* _Exercise_
Each line that contains the word "xlabel" counts once; give the total for the records below and nothing else.

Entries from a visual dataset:
## BEGIN
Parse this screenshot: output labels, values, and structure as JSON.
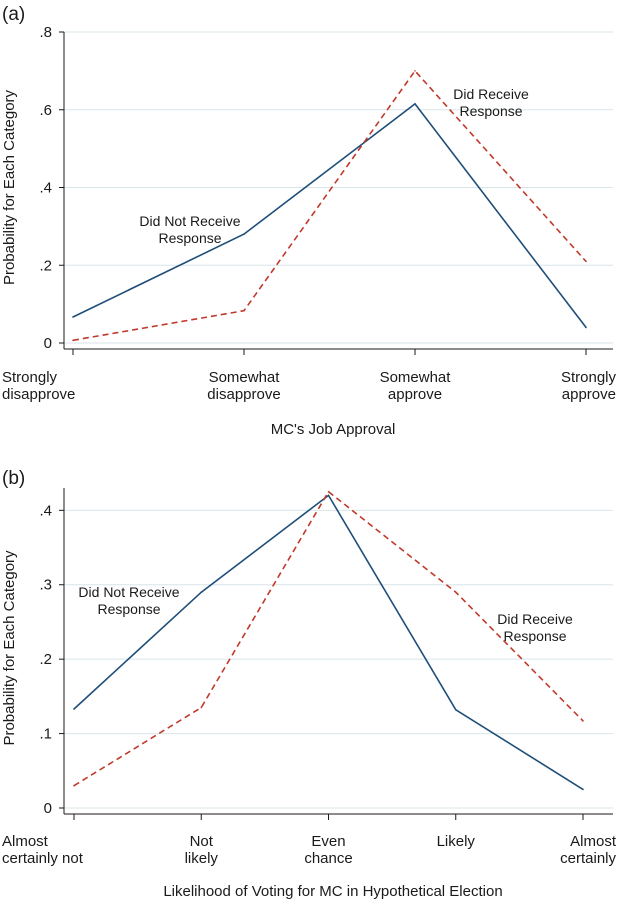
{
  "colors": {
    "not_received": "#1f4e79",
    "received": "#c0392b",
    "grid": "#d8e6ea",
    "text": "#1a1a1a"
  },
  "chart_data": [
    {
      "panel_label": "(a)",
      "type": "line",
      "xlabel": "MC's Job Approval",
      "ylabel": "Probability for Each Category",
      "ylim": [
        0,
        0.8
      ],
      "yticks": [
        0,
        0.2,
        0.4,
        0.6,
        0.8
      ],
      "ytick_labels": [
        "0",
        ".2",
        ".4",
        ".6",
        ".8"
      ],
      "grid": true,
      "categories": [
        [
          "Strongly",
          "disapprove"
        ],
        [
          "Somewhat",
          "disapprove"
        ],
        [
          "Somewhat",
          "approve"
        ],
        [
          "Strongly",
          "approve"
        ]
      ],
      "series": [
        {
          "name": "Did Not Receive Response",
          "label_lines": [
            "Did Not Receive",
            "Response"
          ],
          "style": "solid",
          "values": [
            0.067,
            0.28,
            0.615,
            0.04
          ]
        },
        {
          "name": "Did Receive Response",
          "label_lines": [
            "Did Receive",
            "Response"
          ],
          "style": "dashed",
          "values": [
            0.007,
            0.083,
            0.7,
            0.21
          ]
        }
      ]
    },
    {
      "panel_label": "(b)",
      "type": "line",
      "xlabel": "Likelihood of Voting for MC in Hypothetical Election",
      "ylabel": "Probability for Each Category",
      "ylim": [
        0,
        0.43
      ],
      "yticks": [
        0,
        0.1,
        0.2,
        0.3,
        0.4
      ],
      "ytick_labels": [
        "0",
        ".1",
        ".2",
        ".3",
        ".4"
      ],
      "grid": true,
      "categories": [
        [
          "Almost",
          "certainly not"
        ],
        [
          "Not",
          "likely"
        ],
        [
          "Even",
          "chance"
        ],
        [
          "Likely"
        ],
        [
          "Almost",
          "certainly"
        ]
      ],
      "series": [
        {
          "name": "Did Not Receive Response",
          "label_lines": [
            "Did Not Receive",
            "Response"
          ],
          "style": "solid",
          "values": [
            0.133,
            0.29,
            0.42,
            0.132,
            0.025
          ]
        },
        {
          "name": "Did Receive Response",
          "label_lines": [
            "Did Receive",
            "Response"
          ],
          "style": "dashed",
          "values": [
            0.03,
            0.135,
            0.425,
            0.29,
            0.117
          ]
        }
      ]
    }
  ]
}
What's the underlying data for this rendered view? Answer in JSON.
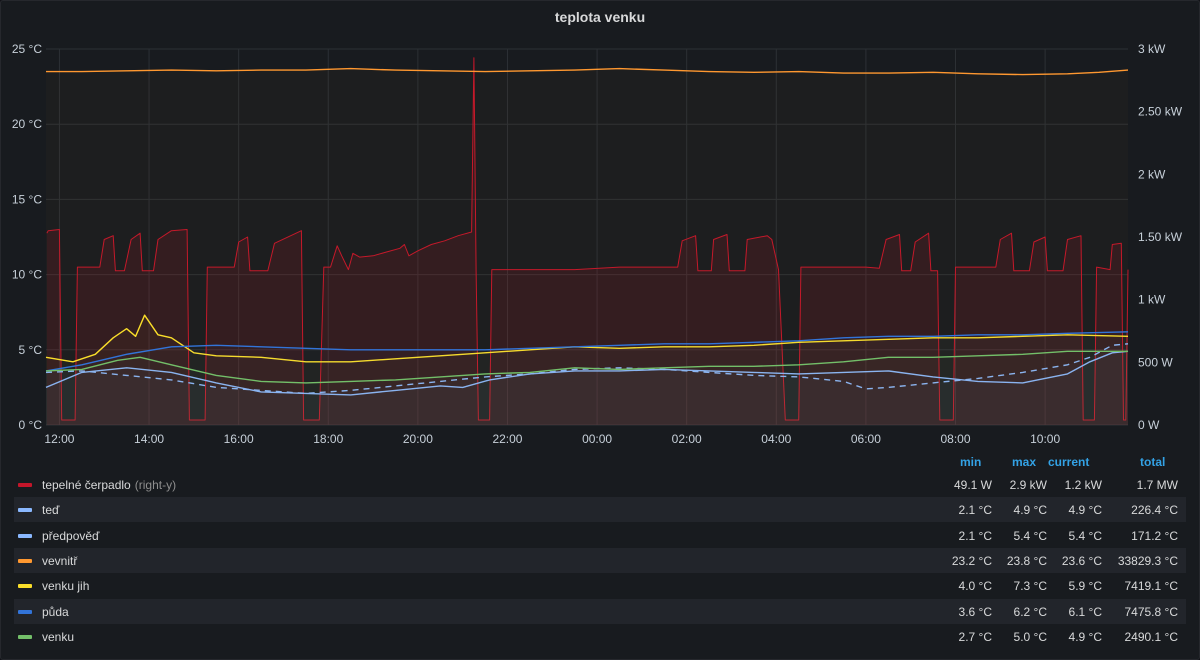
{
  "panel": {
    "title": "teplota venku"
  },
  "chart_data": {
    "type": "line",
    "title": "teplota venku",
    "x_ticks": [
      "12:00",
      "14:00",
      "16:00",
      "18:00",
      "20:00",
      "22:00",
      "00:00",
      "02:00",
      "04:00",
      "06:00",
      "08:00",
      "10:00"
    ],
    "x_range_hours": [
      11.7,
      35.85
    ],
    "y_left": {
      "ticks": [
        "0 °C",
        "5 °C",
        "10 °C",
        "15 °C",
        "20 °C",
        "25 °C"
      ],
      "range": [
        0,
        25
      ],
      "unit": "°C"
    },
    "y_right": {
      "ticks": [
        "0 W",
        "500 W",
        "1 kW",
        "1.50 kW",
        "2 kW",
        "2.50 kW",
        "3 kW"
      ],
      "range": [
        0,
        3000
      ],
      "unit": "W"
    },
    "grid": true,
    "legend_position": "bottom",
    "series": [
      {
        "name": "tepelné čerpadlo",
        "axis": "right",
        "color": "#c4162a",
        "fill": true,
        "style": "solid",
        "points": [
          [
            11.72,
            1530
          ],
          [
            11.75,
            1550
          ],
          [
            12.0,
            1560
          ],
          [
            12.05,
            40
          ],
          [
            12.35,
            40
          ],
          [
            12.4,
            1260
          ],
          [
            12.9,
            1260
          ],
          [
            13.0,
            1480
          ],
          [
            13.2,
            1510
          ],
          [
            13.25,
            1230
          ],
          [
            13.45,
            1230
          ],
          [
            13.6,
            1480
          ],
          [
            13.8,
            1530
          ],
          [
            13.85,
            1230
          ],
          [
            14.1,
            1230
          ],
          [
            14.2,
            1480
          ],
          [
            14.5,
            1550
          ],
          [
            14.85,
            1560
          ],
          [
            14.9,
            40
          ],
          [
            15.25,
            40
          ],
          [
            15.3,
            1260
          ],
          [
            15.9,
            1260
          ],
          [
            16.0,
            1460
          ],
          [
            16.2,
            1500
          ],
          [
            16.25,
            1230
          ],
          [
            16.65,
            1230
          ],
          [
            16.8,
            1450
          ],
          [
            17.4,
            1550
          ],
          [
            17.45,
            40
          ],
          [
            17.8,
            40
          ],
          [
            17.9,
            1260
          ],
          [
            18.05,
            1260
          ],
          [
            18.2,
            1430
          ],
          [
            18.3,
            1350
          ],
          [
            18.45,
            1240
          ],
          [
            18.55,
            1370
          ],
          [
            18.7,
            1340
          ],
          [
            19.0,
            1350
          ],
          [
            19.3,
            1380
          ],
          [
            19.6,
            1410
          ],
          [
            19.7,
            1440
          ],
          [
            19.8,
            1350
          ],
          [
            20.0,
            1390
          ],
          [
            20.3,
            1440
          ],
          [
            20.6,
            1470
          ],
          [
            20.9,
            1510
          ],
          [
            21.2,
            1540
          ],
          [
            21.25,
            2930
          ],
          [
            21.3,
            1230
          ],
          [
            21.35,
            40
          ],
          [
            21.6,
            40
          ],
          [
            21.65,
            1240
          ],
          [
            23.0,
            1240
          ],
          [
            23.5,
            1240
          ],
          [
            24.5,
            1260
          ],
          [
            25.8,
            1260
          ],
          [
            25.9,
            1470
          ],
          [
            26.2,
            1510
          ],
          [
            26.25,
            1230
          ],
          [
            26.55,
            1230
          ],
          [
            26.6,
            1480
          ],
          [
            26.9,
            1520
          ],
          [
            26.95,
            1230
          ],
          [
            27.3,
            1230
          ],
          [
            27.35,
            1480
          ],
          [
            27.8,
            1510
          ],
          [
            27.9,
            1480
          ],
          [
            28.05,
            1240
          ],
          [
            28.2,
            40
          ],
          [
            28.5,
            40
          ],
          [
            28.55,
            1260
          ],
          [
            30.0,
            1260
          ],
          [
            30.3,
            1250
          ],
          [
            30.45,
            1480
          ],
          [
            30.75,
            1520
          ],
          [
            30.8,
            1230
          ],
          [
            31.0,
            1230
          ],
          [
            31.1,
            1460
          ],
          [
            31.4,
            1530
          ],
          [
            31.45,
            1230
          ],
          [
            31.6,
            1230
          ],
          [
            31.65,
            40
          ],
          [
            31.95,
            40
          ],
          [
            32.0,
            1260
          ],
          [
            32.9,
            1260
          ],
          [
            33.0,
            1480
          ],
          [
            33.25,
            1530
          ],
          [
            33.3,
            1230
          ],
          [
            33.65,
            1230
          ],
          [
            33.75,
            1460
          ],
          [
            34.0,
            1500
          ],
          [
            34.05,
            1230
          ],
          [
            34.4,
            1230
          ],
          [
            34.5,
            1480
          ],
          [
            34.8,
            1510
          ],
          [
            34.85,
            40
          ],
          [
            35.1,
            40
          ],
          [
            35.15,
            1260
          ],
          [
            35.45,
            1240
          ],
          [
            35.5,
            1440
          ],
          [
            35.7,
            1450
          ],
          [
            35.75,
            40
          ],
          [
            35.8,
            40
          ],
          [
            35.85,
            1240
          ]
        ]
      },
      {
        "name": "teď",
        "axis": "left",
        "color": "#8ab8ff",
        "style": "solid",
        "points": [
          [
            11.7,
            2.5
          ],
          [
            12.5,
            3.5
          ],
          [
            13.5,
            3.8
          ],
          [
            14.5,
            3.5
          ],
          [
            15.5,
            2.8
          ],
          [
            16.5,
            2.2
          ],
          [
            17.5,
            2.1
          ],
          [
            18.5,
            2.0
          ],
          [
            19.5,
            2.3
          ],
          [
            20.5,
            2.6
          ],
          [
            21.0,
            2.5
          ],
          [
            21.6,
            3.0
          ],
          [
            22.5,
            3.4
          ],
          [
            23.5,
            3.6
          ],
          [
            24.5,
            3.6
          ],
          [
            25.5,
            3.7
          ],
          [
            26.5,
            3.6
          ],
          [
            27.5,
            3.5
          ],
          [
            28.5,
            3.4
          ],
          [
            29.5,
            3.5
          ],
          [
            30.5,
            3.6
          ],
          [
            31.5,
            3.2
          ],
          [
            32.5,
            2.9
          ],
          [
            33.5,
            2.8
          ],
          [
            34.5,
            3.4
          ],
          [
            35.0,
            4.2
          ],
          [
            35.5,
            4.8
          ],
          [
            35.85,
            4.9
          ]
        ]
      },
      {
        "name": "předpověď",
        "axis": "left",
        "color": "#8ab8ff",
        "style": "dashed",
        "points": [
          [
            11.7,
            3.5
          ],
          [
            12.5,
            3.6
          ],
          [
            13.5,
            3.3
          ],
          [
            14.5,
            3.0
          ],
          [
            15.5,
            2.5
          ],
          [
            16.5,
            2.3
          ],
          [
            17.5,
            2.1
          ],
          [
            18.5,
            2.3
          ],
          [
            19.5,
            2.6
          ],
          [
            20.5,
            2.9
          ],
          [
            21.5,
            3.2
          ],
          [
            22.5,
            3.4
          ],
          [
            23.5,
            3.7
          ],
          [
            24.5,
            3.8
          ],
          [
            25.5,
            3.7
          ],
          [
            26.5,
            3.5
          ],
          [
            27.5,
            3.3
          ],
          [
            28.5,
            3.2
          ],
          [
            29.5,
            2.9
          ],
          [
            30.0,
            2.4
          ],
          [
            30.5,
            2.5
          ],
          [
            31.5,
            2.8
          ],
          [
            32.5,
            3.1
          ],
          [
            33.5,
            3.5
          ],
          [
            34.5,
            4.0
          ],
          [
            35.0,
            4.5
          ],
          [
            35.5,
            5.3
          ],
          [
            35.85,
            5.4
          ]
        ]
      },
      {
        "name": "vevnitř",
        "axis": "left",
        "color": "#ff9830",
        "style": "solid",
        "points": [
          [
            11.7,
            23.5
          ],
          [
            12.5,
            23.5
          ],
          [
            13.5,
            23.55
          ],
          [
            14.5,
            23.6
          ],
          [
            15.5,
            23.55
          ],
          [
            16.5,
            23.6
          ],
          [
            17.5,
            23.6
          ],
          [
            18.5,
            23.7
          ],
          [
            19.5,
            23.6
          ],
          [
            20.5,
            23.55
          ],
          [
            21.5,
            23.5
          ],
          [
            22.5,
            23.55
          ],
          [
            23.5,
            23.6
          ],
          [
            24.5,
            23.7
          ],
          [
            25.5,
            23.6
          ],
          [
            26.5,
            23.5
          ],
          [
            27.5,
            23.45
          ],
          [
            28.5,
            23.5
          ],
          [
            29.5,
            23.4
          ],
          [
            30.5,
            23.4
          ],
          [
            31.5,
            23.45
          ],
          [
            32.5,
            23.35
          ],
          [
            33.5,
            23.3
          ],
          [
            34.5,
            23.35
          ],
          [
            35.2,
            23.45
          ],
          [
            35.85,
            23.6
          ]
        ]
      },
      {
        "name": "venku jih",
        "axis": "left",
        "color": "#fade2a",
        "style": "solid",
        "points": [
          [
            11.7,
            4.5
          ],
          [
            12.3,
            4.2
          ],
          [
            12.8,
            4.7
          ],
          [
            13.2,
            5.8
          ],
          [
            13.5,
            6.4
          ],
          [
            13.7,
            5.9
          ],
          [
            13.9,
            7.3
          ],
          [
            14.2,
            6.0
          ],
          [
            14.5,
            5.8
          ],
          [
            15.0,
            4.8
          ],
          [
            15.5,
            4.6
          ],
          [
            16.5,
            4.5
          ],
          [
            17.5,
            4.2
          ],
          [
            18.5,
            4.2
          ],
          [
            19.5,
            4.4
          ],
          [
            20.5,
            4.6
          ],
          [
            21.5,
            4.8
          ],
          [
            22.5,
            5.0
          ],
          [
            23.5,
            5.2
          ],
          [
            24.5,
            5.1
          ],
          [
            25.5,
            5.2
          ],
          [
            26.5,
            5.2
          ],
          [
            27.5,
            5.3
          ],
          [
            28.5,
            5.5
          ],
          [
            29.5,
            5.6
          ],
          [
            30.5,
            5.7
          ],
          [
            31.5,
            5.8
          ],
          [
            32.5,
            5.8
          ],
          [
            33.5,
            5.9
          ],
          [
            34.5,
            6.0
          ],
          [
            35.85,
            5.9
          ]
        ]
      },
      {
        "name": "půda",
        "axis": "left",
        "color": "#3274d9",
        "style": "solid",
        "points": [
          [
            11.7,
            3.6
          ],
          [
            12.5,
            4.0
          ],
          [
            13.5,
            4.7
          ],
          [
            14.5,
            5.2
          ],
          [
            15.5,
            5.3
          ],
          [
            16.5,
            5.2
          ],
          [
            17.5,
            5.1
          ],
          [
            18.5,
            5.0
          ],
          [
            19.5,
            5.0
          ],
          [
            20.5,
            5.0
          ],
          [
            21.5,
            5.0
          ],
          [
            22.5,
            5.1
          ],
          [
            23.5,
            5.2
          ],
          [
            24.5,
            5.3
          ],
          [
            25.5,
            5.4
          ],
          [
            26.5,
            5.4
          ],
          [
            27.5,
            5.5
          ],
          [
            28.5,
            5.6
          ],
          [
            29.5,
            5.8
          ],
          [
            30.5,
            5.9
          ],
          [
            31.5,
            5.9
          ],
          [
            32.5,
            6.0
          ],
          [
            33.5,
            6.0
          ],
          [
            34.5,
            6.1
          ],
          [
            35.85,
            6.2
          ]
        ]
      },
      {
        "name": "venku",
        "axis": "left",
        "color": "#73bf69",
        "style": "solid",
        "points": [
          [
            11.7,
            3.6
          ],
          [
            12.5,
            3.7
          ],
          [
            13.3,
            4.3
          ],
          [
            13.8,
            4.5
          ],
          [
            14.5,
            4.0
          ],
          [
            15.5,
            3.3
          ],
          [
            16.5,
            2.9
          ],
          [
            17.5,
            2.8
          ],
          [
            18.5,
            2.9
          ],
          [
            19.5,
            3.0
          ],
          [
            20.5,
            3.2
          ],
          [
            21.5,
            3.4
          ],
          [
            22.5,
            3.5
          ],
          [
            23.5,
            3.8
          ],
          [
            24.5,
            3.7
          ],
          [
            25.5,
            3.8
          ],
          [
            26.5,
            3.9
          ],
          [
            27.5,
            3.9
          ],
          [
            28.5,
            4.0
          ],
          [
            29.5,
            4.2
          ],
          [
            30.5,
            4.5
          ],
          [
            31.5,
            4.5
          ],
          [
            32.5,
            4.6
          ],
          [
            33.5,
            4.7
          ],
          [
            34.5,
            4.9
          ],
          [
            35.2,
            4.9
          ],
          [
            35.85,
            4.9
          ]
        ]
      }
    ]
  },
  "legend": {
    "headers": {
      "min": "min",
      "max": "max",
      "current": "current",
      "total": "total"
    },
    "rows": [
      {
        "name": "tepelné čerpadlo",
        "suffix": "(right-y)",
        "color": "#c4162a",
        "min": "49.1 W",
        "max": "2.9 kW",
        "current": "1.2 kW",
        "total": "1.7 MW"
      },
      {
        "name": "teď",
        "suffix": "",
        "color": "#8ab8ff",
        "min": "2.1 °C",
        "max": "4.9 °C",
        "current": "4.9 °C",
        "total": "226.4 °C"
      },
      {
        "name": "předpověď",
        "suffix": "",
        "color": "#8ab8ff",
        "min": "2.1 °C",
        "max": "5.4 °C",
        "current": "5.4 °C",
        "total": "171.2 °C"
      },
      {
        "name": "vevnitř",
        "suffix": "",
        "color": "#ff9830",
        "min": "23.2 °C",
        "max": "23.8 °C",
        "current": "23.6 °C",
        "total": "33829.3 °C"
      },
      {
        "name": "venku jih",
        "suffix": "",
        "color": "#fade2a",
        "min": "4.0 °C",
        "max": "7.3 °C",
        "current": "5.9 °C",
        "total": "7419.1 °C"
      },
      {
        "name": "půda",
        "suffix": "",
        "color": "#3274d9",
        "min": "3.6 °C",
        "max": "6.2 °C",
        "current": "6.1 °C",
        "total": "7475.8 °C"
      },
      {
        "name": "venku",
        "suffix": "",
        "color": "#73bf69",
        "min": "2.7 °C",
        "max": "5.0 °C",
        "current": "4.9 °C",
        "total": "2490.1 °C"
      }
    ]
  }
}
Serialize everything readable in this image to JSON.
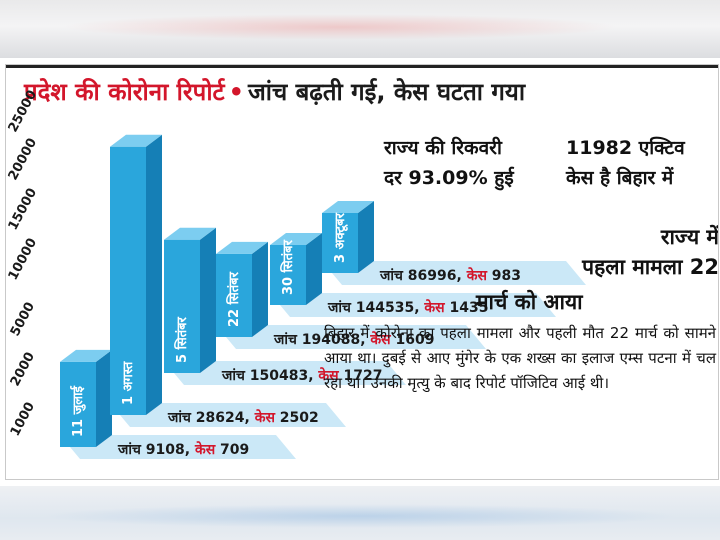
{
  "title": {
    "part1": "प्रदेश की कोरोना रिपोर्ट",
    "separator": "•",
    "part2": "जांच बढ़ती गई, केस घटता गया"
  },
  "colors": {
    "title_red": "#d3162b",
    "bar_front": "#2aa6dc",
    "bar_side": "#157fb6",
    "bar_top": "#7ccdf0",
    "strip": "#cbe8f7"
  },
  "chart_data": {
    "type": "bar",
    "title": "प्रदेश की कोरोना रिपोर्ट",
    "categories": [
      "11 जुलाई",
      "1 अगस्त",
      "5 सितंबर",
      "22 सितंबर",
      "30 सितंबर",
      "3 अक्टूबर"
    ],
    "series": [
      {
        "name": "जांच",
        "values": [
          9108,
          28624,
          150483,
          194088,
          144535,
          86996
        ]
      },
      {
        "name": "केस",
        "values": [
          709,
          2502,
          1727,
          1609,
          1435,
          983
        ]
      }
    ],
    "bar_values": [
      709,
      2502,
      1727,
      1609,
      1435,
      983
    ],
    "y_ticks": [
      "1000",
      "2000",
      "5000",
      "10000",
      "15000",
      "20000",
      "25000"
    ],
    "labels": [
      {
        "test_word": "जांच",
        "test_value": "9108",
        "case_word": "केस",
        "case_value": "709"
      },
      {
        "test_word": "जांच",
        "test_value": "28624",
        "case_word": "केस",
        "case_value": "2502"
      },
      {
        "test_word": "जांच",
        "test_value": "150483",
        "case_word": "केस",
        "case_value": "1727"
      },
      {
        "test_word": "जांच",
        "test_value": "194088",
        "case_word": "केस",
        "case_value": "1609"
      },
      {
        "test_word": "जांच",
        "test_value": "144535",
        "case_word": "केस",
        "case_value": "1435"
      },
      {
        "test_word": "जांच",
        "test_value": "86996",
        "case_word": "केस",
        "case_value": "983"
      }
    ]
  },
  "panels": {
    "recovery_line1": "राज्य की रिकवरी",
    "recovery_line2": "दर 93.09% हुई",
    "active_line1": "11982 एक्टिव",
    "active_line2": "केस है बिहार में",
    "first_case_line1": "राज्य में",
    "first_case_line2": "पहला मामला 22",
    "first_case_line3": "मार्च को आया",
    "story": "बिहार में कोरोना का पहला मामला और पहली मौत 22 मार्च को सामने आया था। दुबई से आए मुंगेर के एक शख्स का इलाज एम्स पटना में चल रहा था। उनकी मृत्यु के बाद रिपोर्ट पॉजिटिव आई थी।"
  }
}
## END
* _Output of the task_
2